* BEGIN Supplied records *

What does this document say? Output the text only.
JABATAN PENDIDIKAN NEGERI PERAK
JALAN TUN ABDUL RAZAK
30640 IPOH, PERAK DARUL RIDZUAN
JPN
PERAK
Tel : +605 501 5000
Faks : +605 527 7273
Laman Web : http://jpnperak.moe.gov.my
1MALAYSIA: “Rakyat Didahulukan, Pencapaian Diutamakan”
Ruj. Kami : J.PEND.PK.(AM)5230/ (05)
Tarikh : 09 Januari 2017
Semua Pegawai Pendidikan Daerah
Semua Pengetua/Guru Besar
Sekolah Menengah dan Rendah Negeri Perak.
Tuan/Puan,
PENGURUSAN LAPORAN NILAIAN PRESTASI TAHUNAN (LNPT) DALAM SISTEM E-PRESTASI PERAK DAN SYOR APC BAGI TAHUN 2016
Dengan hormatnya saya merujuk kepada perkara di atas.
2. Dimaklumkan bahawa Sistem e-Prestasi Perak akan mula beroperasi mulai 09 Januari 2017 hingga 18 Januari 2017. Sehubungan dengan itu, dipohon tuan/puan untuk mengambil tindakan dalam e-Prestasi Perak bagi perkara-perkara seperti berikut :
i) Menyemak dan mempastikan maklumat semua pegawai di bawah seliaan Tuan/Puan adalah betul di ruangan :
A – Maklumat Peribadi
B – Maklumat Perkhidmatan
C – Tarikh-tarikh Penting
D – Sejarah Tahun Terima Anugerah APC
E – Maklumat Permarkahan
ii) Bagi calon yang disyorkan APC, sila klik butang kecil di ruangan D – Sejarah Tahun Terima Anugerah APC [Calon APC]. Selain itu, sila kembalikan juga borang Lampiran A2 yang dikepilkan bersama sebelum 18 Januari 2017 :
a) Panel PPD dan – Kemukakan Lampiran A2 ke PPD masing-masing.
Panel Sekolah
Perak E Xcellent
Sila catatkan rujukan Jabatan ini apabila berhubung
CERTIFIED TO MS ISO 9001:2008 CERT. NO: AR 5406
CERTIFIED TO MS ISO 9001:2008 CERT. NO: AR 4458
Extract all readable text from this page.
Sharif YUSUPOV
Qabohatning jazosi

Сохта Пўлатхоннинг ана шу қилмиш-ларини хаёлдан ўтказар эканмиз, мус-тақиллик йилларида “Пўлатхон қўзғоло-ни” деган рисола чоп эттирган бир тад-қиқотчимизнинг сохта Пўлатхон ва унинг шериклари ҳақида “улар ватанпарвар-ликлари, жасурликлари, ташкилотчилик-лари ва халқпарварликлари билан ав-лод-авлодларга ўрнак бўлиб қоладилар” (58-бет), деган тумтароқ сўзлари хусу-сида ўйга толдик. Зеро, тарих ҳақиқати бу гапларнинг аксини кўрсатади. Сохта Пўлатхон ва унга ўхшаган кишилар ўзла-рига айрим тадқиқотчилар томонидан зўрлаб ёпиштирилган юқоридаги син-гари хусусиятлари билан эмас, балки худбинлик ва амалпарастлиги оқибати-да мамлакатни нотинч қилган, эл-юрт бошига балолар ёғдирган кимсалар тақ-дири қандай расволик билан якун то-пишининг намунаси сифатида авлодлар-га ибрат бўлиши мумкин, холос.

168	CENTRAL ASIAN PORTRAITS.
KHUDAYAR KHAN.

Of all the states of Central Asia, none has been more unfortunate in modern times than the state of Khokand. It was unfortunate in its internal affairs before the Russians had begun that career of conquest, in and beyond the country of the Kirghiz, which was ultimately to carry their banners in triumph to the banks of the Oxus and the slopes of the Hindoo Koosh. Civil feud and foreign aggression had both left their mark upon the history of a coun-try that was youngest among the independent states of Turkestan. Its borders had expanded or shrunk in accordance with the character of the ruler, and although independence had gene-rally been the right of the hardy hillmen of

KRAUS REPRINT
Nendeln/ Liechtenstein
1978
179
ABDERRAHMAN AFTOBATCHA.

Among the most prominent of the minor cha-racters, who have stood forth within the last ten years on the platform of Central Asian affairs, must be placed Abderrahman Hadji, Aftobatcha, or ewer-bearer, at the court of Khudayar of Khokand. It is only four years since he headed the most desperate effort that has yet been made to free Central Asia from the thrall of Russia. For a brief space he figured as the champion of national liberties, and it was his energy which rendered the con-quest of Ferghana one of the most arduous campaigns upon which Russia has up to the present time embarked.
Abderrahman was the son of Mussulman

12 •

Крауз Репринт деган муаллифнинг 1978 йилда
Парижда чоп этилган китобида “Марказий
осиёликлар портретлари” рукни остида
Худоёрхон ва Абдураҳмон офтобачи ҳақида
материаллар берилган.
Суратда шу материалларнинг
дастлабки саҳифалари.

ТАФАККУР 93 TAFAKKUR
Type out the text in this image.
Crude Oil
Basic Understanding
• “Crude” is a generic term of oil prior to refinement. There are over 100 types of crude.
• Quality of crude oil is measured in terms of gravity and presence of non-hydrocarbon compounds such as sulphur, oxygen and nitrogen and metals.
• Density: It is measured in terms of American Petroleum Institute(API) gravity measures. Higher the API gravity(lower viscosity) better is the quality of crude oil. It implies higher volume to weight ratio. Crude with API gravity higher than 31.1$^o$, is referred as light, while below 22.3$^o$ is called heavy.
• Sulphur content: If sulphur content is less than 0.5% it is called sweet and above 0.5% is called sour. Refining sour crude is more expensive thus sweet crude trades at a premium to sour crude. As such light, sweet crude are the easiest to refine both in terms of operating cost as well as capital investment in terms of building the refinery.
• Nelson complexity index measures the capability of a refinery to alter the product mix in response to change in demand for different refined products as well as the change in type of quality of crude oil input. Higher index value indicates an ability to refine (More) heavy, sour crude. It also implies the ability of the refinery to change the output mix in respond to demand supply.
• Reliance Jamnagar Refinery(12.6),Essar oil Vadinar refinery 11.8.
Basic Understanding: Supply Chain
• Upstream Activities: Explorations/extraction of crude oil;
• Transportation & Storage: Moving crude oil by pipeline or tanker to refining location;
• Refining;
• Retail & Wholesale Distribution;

* END Supplied records *

Using the listing above, please repeat every entry exactly.

■ **Task result**:
What does this document say? Output the text only.
JABATAN PENDIDIKAN NEGERI PERAK
JALAN TUN ABDUL RAZAK
30640 IPOH, PERAK DARUL RIDZUAN
JPN
PERAK
Tel : +605 501 5000
Faks : +605 527 7273
Laman Web : http://jpnperak.moe.gov.my
1MALAYSIA: “Rakyat Didahulukan, Pencapaian Diutamakan”
Ruj. Kami : J.PEND.PK.(AM)5230/ (05)
Tarikh : 09 Januari 2017
Semua Pegawai Pendidikan Daerah
Semua Pengetua/Guru Besar
Sekolah Menengah dan Rendah Negeri Perak.
Tuan/Puan,
PENGURUSAN LAPORAN NILAIAN PRESTASI TAHUNAN (LNPT) DALAM SISTEM E-PRESTASI PERAK DAN SYOR APC BAGI TAHUN 2016
Dengan hormatnya saya merujuk kepada perkara di atas.
2. Dimaklumkan bahawa Sistem e-Prestasi Perak akan mula beroperasi mulai 09 Januari 2017 hingga 18 Januari 2017. Sehubungan dengan itu, dipohon tuan/puan untuk mengambil tindakan dalam e-Prestasi Perak bagi perkara-perkara seperti berikut :
i) Menyemak dan mempastikan maklumat semua pegawai di bawah seliaan Tuan/Puan adalah betul di ruangan :
A – Maklumat Peribadi
B – Maklumat Perkhidmatan
C – Tarikh-tarikh Penting
D – Sejarah Tahun Terima Anugerah APC
E – Maklumat Permarkahan
ii) Bagi calon yang disyorkan APC, sila klik butang kecil di ruangan D – Sejarah Tahun Terima Anugerah APC [Calon APC]. Selain itu, sila kembalikan juga borang Lampiran A2 yang dikepilkan bersama sebelum 18 Januari 2017 :
a) Panel PPD dan – Kemukakan Lampiran A2 ke PPD masing-masing.
Panel Sekolah
Perak E Xcellent
Sila catatkan rujukan Jabatan ini apabila berhubung
CERTIFIED TO MS ISO 9001:2008 CERT. NO: AR 5406
CERTIFIED TO MS ISO 9001:2008 CERT. NO: AR 4458
Extract all readable text from this page.
Sharif YUSUPOV
Qabohatning jazosi

Сохта Пўлатхоннинг ана шу қилмиш-ларини хаёлдан ўтказар эканмиз, мус-тақиллик йилларида “Пўлатхон қўзғоло-ни” деган рисола чоп эттирган бир тад-қиқотчимизнинг сохта Пўлатхон ва унинг шериклари ҳақида “улар ватанпарвар-ликлари, жасурликлари, ташкилотчилик-лари ва халқпарварликлари билан ав-лод-авлодларга ўрнак бўлиб қоладилар” (58-бет), деган тумтароқ сўзлари хусу-сида ўйга толдик. Зеро, тарих ҳақиқати бу гапларнинг аксини кўрсатади. Сохта Пўлатхон ва унга ўхшаган кишилар ўзла-рига айрим тадқиқотчилар томонидан зўрлаб ёпиштирилган юқоридаги син-гари хусусиятлари билан эмас, балки худбинлик ва амалпарастлиги оқибати-да мамлакатни нотинч қилган, эл-юрт бошига балолар ёғдирган кимсалар тақ-дири қандай расволик билан якун то-пишининг намунаси сифатида авлодлар-га ибрат бўлиши мумкин, холос.

168	CENTRAL ASIAN PORTRAITS.
KHUDAYAR KHAN.

Of all the states of Central Asia, none has been more unfortunate in modern times than the state of Khokand. It was unfortunate in its internal affairs before the Russians had begun that career of conquest, in and beyond the country of the Kirghiz, which was ultimately to carry their banners in triumph to the banks of the Oxus and the slopes of the Hindoo Koosh. Civil feud and foreign aggression had both left their mark upon the history of a coun-try that was youngest among the independent states of Turkestan. Its borders had expanded or shrunk in accordance with the character of the ruler, and although independence had gene-rally been the right of the hardy hillmen of

KRAUS REPRINT
Nendeln/ Liechtenstein
1978
179
ABDERRAHMAN AFTOBATCHA.

Among the most prominent of the minor cha-racters, who have stood forth within the last ten years on the platform of Central Asian affairs, must be placed Abderrahman Hadji, Aftobatcha, or ewer-bearer, at the court of Khudayar of Khokand. It is only four years since he headed the most desperate effort that has yet been made to free Central Asia from the thrall of Russia. For a brief space he figured as the champion of national liberties, and it was his energy which rendered the con-quest of Ferghana one of the most arduous campaigns upon which Russia has up to the present time embarked.
Abderrahman was the son of Mussulman

12 •

Крауз Репринт деган муаллифнинг 1978 йилда
Парижда чоп этилган китобида “Марказий
осиёликлар портретлари” рукни остида
Худоёрхон ва Абдураҳмон офтобачи ҳақида
материаллар берилган.
Суратда шу материалларнинг
дастлабки саҳифалари.

ТАФАККУР 93 TAFAKKUR
Type out the text in this image.
Crude Oil
Basic Understanding
• “Crude” is a generic term of oil prior to refinement. There are over 100 types of crude.
• Quality of crude oil is measured in terms of gravity and presence of non-hydrocarbon compounds such as sulphur, oxygen and nitrogen and metals.
• Density: It is measured in terms of American Petroleum Institute(API) gravity measures. Higher the API gravity(lower viscosity) better is the quality of crude oil. It implies higher volume to weight ratio. Crude with API gravity higher than 31.1$^o$, is referred as light, while below 22.3$^o$ is called heavy.
• Sulphur content: If sulphur content is less than 0.5% it is called sweet and above 0.5% is called sour. Refining sour crude is more expensive thus sweet crude trades at a premium to sour crude. As such light, sweet crude are the easiest to refine both in terms of operating cost as well as capital investment in terms of building the refinery.
• Nelson complexity index measures the capability of a refinery to alter the product mix in response to change in demand for different refined products as well as the change in type of quality of crude oil input. Higher index value indicates an ability to refine (More) heavy, sour crude. It also implies the ability of the refinery to change the output mix in respond to demand supply.
• Reliance Jamnagar Refinery(12.6),Essar oil Vadinar refinery 11.8.
Basic Understanding: Supply Chain
• Upstream Activities: Explorations/extraction of crude oil;
• Transportation & Storage: Moving crude oil by pipeline or tanker to refining location;
• Refining;
• Retail & Wholesale Distribution;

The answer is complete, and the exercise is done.